Reproduza o trecho do texto sobre Filippo Sorcinelli começando em "Arte, moda, design, perfumaria" e terminando em "ousada da beleza.", substituindo "harmonia" por "serenidade".

● **PÁGINA**
----------

Arte, moda, design, perfumaria e música se entrelaçam na vida do italiano Filippo Sorcinelli. Suas criações abraçam diferentes aspectos do mundo contemporâneo por meio de formas e materiais inusitados, em uma viagem pela espiritualidade e harmonia na busca constante e ousada da beleza.
“Nasci em Mondolfo, pequena aldeia suspensa entre o sopro do interior de Marche e o silêncio do mar. Hoje vivo em muitos lugares, mas sempre retorno para lá: para o ventre dessa fronteira invisível entre a infância e o destino. A minha casa é feita de órgãos, gatos e incenso ascendente, de tecidos que contam histórias, de mãos que procuram a beleza mesmo na imperfeição”, entrega o designer.
Sorcinelli conta que seu trabalho com os paramentos sagrados “partiu de um desejo profundo de recuperar a dignidade estética da liturgia, esse canto silencioso que flui através dos paramentos, dos tecidos, dos símbolos”. “Tinha pouco mais de 20 anos quando decidi fundar o Lavs – L’Atelier Vesti Sacre, graças a um telefonema de um amigo de quem não tinha notícias há muito tempo e que em breve se tornaria padre”, recorda.
Ele diz que não estava à procura de um emprego, “mas de uma linguagem expressiva que comunicasse com a diligência das mãos”. Para ele, “a arte sacra tem um valor muito importante e não pode ser deixada à improvisação ou ao acaso”.

----------

● **TRECHO DOS DADOS**

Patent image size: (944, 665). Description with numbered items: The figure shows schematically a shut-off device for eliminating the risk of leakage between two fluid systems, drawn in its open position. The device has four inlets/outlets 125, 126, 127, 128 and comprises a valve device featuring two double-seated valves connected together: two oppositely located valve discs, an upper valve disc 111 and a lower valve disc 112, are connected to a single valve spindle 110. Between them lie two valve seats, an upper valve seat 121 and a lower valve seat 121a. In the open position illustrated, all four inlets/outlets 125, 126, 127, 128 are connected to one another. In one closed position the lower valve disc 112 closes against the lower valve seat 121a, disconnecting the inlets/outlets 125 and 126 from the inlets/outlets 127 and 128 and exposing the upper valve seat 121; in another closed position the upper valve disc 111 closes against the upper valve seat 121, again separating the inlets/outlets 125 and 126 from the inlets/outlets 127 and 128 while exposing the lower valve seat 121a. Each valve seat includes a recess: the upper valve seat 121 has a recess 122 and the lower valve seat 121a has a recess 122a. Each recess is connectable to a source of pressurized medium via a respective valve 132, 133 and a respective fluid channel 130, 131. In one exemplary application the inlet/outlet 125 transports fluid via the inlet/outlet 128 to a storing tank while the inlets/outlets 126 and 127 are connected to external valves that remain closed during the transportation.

----------

● **RESPOSTA À TAREFA**
Arte, moda, design, perfumaria e música se entrelaçam na vida do italiano Filippo Sorcinelli. Suas criações abraçam diferentes aspectos do mundo contemporâneo por meio de formas e materiais inusitados, em uma viagem pela espiritualidade e serenidade na busca constante e ousada da beleza.